→ **Dataset extract**
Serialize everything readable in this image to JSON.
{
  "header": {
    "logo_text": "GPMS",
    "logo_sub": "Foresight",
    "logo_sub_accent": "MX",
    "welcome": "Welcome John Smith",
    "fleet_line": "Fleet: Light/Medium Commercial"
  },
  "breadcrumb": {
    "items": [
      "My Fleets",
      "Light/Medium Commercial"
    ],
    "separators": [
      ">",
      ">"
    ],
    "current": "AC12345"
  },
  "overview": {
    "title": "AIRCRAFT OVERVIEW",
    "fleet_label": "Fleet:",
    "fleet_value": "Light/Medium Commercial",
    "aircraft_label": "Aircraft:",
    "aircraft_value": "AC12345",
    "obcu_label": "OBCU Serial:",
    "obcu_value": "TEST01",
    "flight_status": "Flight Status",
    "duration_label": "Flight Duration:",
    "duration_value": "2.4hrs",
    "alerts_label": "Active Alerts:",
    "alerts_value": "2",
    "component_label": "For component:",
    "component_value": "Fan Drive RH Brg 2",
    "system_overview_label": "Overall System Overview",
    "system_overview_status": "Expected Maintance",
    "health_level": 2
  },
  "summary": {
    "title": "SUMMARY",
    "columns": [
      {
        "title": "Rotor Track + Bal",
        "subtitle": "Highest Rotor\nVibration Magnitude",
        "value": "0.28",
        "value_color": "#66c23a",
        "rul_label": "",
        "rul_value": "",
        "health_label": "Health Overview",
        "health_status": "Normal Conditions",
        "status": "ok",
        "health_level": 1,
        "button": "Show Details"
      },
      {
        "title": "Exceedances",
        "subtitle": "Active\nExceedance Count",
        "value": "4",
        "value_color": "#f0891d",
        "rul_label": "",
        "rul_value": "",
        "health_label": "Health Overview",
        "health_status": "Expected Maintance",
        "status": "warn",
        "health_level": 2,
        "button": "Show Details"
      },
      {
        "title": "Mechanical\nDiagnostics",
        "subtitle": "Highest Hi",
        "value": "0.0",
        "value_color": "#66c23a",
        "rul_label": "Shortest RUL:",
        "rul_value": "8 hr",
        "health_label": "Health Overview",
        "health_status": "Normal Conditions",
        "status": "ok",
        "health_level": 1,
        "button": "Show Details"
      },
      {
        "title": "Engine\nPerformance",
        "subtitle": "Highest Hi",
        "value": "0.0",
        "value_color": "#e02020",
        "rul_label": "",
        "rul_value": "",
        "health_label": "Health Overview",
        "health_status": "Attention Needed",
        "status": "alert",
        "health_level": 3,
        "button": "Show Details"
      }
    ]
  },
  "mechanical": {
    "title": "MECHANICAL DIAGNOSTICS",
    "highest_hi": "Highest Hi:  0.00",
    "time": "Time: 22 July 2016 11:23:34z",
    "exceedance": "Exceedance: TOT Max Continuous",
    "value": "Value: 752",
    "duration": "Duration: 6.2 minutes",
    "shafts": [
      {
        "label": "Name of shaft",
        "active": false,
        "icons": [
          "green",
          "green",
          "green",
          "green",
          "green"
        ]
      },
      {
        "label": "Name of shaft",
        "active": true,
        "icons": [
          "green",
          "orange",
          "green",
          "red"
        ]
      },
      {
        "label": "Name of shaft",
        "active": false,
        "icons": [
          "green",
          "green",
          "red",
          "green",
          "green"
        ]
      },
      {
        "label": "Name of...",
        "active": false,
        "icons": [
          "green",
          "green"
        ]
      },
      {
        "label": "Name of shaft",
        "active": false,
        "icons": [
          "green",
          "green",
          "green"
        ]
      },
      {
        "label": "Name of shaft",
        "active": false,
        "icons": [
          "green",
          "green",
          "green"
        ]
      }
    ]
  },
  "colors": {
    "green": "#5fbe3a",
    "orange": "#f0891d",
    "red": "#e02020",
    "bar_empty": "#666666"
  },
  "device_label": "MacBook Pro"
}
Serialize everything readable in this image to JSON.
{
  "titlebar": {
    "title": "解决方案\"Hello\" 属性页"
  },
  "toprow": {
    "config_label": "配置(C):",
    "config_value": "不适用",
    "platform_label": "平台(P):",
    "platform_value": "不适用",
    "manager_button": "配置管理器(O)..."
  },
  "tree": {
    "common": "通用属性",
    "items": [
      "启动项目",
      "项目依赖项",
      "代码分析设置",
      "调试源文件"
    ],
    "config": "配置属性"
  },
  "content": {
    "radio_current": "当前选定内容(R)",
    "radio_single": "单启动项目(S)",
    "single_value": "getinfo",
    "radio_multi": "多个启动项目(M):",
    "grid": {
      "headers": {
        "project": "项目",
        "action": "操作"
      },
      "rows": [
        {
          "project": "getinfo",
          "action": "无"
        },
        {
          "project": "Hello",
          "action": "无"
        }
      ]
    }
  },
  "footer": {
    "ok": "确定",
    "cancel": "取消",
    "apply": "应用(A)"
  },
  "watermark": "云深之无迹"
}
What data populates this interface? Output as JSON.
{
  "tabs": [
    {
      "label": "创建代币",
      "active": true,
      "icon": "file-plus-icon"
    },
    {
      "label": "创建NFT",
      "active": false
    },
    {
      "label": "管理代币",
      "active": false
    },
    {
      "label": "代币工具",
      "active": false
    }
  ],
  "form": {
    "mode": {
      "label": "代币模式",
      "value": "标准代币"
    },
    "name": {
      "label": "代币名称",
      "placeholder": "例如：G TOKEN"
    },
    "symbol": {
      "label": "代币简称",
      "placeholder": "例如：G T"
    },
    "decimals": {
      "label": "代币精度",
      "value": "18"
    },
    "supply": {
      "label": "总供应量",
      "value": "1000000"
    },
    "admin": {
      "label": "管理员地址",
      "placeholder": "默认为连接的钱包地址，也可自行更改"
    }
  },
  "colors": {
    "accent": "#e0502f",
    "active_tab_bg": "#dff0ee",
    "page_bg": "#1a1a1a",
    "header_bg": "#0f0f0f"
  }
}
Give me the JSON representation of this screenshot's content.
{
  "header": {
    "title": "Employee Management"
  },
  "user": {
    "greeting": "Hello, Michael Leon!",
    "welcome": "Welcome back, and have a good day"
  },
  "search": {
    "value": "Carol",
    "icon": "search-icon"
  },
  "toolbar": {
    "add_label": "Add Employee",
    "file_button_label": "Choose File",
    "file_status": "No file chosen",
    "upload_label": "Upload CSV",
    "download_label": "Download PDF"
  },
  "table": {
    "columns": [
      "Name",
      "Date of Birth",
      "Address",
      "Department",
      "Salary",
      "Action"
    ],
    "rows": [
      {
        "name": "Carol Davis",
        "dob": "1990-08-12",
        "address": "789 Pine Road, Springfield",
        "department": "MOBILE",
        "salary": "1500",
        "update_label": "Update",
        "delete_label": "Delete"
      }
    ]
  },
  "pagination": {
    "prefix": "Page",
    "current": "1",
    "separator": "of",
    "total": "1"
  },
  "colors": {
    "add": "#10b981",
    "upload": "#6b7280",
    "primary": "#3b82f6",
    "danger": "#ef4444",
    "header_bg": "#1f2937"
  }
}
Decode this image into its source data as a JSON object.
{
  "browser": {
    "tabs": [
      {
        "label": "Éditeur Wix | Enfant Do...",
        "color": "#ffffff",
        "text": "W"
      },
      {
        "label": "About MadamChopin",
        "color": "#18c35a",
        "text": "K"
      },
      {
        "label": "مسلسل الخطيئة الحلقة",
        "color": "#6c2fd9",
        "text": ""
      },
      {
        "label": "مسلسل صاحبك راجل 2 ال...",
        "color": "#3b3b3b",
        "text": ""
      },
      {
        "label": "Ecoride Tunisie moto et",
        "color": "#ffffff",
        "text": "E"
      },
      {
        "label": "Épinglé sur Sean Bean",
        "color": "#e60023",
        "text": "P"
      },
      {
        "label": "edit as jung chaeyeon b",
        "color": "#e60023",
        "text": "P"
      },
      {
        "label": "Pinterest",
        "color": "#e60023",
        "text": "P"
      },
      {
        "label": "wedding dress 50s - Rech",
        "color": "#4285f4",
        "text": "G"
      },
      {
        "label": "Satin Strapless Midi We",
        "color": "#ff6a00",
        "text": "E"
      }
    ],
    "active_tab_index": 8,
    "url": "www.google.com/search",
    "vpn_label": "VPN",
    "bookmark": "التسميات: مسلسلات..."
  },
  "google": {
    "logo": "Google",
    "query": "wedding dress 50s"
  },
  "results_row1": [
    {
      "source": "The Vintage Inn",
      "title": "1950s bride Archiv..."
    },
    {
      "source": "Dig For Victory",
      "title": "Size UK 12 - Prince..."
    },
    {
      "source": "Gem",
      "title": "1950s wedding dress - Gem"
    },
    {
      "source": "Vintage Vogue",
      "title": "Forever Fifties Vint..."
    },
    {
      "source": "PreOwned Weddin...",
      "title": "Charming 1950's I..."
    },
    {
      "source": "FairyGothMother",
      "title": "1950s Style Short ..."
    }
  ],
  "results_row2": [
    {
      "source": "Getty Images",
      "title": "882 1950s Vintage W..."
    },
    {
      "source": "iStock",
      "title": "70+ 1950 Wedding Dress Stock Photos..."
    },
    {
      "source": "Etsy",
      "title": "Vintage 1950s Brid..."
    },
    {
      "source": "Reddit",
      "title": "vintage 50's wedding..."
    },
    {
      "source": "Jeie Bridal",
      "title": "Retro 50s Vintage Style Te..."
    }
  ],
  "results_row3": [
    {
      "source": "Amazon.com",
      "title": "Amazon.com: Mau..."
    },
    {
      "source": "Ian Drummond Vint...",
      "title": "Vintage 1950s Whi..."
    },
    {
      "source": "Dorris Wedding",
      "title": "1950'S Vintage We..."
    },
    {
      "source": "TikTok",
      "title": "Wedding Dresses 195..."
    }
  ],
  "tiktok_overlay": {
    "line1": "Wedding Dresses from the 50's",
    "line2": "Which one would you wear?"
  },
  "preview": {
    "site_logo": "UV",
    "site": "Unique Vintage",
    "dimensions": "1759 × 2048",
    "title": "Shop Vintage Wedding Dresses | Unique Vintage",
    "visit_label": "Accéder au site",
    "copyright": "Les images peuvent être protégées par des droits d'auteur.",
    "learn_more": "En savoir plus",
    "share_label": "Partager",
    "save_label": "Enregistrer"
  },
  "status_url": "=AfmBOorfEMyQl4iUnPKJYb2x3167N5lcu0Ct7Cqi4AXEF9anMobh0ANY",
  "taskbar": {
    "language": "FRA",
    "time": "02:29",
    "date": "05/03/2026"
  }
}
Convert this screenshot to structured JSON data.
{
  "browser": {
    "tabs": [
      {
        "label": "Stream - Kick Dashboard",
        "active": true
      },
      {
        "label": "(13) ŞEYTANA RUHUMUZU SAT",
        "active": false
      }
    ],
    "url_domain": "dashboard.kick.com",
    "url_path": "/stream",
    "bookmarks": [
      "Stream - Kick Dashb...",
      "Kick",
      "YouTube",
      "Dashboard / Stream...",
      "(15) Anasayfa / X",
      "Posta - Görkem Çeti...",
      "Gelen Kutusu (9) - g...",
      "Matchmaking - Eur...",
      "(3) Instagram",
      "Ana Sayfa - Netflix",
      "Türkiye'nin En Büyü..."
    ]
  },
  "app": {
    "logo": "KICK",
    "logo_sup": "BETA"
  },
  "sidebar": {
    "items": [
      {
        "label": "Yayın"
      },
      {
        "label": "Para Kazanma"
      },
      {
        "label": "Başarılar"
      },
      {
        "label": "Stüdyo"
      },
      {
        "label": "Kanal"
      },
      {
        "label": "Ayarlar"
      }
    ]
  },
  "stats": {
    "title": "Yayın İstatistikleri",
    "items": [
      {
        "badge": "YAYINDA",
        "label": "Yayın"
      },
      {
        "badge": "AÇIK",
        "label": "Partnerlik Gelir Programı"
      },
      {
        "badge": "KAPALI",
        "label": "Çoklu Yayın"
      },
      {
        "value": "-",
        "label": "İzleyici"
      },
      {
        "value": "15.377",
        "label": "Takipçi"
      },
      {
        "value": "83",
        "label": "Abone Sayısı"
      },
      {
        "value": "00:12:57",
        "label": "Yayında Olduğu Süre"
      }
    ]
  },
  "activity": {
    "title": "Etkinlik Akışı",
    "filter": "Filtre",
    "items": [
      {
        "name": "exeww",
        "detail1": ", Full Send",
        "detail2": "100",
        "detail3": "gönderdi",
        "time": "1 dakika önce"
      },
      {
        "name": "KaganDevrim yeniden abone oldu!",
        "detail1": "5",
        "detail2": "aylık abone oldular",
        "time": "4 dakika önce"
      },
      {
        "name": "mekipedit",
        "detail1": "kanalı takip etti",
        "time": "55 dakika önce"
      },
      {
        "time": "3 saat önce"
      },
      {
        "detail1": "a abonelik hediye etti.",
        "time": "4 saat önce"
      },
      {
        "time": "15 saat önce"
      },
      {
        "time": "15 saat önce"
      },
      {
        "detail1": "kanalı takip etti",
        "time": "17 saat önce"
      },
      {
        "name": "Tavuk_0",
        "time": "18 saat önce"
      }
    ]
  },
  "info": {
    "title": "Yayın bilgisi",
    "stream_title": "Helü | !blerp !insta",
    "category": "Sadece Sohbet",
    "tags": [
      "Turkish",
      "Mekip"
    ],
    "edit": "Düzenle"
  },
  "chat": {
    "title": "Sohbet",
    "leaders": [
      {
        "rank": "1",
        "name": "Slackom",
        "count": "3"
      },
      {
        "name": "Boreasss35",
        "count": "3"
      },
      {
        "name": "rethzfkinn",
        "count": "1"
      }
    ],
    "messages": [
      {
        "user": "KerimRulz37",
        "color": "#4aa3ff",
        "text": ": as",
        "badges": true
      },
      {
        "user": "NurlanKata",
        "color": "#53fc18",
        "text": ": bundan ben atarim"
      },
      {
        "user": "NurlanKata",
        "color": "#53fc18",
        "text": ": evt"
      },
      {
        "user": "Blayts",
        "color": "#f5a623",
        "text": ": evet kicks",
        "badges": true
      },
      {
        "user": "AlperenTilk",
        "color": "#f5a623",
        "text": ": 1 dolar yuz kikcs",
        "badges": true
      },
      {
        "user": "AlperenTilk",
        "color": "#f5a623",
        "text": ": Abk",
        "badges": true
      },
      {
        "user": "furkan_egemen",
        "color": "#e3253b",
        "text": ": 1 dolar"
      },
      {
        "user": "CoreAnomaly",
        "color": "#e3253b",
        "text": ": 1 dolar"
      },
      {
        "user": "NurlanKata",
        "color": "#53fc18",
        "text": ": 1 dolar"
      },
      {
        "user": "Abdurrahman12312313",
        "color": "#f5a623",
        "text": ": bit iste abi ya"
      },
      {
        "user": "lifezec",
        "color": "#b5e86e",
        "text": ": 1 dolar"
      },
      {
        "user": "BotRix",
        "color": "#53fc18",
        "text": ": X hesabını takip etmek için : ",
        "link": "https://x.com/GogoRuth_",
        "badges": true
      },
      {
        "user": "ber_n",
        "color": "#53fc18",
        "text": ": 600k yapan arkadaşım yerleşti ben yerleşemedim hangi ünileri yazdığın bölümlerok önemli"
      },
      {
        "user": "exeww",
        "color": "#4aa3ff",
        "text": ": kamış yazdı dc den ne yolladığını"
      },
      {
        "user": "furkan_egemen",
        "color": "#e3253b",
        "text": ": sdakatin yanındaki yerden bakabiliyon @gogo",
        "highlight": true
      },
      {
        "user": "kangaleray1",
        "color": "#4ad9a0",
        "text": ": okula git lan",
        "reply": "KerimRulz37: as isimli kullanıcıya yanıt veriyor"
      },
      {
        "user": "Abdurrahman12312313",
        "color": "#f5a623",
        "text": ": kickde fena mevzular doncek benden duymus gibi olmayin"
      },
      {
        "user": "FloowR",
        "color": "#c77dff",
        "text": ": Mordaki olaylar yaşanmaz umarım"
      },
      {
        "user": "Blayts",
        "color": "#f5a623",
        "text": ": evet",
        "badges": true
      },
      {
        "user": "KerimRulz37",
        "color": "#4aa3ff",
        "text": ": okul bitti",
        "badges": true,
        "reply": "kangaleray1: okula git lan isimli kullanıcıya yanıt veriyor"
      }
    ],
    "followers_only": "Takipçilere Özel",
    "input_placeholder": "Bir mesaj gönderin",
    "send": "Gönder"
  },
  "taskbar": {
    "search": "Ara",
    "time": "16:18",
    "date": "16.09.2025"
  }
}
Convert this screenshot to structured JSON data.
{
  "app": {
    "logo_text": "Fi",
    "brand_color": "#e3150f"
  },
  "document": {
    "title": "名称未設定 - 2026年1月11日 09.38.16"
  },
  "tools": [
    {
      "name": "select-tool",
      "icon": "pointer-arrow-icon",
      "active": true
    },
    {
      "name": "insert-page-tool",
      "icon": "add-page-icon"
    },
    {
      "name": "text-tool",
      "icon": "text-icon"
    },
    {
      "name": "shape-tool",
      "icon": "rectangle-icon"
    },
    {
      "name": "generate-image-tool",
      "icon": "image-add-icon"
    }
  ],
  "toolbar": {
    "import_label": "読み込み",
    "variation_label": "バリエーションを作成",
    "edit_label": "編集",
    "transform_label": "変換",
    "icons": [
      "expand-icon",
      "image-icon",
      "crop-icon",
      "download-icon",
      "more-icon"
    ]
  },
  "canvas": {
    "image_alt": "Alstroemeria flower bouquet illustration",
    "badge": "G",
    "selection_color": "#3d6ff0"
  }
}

→ **Stated goal**
Scan the material line by line and report each one that contains "yanıt".

→ **Reply to the exercise**
        "reply": "KerimRulz37: as isimli kullanıcıya yanıt veriyor"
        "reply": "kangaleray1: okula git lan isimli kullanıcıya yanıt veriyor"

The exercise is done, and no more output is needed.